# [Exercise directions]
In the listing below, locate the lines that hold "image" and copy them.

§

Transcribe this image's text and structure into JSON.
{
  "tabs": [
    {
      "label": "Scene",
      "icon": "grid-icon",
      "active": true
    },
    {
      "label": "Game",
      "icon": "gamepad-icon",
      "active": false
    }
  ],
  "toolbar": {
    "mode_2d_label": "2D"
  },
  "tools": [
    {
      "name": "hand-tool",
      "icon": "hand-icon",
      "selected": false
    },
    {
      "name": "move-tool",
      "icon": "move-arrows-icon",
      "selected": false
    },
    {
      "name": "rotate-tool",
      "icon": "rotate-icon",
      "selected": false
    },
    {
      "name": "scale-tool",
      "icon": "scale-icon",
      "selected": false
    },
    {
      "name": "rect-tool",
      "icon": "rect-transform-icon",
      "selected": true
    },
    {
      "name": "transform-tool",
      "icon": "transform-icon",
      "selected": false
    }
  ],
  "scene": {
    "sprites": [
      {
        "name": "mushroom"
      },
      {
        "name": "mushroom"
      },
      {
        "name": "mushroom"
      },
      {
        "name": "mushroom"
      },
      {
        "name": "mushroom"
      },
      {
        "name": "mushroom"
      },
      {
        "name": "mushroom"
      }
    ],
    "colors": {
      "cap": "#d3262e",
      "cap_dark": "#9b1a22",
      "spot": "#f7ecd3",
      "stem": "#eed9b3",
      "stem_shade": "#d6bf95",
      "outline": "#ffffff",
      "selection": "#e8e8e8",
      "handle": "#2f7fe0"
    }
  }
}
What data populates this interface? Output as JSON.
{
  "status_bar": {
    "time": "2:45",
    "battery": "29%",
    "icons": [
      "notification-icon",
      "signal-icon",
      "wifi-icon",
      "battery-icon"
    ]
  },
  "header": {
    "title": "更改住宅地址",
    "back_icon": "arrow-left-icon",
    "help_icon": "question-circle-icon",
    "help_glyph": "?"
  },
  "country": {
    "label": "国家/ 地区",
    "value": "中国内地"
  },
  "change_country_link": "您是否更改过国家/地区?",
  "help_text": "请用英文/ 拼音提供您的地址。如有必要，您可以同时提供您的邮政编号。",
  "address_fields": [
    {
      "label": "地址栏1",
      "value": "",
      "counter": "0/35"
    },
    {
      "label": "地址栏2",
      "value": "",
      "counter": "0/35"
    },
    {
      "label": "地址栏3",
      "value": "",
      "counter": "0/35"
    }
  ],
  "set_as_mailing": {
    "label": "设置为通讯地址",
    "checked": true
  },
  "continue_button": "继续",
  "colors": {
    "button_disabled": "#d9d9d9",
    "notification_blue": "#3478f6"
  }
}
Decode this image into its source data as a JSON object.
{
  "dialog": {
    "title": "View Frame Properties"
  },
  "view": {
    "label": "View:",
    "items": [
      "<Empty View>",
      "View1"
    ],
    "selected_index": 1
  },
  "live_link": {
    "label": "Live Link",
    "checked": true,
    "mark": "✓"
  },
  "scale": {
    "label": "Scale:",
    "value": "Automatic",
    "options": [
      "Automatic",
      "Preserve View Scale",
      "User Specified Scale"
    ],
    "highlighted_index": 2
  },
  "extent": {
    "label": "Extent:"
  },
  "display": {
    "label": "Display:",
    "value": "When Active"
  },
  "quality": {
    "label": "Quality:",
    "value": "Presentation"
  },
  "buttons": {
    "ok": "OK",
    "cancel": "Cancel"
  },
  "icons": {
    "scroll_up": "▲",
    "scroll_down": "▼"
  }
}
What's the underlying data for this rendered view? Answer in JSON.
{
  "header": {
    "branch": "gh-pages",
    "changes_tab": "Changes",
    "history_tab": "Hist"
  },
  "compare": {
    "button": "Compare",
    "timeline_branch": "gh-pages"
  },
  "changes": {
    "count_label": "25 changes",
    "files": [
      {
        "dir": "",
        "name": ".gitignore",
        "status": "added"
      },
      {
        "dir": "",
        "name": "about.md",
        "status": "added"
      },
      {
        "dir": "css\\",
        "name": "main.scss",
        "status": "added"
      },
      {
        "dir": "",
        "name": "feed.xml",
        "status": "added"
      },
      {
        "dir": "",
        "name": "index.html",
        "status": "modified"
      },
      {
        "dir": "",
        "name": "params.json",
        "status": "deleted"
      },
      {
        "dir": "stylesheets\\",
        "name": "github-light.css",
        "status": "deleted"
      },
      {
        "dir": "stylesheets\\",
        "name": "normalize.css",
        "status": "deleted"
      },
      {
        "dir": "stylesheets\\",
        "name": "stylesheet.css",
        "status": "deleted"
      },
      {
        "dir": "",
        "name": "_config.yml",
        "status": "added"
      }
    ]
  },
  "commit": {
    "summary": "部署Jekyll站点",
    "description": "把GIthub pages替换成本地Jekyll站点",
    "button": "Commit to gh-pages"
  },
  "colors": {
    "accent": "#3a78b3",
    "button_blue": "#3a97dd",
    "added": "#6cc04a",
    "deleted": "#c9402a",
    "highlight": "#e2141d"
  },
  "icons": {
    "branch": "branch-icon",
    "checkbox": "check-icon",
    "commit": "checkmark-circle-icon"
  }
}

§

# [Completed exercise]
Transcribe this image's text and structure into JSON.
Decode this image into its source data as a JSON object.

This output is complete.